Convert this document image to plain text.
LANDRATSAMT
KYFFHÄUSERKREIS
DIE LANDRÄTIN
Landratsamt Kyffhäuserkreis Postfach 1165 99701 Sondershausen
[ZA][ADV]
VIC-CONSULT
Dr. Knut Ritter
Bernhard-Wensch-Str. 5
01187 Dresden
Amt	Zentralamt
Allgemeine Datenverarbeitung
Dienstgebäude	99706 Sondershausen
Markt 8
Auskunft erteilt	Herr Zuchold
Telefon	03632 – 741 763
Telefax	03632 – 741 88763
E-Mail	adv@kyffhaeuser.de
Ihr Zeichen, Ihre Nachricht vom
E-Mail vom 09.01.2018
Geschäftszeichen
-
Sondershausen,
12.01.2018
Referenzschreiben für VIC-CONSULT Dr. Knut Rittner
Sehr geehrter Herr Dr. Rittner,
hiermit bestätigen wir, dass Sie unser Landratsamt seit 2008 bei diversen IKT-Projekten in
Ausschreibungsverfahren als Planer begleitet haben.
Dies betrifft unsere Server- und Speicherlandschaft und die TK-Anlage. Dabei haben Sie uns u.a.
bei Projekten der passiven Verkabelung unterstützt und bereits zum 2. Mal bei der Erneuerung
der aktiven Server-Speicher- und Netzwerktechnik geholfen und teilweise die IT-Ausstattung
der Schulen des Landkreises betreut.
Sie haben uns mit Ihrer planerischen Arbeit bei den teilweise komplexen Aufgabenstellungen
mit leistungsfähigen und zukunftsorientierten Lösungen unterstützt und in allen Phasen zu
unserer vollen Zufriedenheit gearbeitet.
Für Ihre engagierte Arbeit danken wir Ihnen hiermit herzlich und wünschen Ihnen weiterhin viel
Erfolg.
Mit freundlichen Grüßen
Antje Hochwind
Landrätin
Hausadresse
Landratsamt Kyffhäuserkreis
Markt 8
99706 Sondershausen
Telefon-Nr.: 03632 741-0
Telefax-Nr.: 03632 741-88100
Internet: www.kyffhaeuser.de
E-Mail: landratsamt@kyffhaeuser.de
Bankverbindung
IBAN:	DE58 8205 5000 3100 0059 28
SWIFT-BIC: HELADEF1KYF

==========

STATED EXERCISE: Provide all the records again, word for word.

EXERCISE RESPONSE:
Convert this document image to plain text.
LANDRATSAMT
KYFFHÄUSERKREIS
DIE LANDRÄTIN
Landratsamt Kyffhäuserkreis Postfach 1165 99701 Sondershausen
[ZA][ADV]
VIC-CONSULT
Dr. Knut Ritter
Bernhard-Wensch-Str. 5
01187 Dresden
Amt	Zentralamt
Allgemeine Datenverarbeitung
Dienstgebäude	99706 Sondershausen
Markt 8
Auskunft erteilt	Herr Zuchold
Telefon	03632 – 741 763
Telefax	03632 – 741 88763
E-Mail	adv@kyffhaeuser.de
Ihr Zeichen, Ihre Nachricht vom
E-Mail vom 09.01.2018
Geschäftszeichen
-
Sondershausen,
12.01.2018
Referenzschreiben für VIC-CONSULT Dr. Knut Rittner
Sehr geehrter Herr Dr. Rittner,
hiermit bestätigen wir, dass Sie unser Landratsamt seit 2008 bei diversen IKT-Projekten in
Ausschreibungsverfahren als Planer begleitet haben.
Dies betrifft unsere Server- und Speicherlandschaft und die TK-Anlage. Dabei haben Sie uns u.a.
bei Projekten der passiven Verkabelung unterstützt und bereits zum 2. Mal bei der Erneuerung
der aktiven Server-Speicher- und Netzwerktechnik geholfen und teilweise die IT-Ausstattung
der Schulen des Landkreises betreut.
Sie haben uns mit Ihrer planerischen Arbeit bei den teilweise komplexen Aufgabenstellungen
mit leistungsfähigen und zukunftsorientierten Lösungen unterstützt und in allen Phasen zu
unserer vollen Zufriedenheit gearbeitet.
Für Ihre engagierte Arbeit danken wir Ihnen hiermit herzlich und wünschen Ihnen weiterhin viel
Erfolg.
Mit freundlichen Grüßen
Antje Hochwind
Landrätin
Hausadresse
Landratsamt Kyffhäuserkreis
Markt 8
99706 Sondershausen
Telefon-Nr.: 03632 741-0
Telefax-Nr.: 03632 741-88100
Internet: www.kyffhaeuser.de
E-Mail: landratsamt@kyffhaeuser.de
Bankverbindung
IBAN:	DE58 8205 5000 3100 0059 28
SWIFT-BIC: HELADEF1KYF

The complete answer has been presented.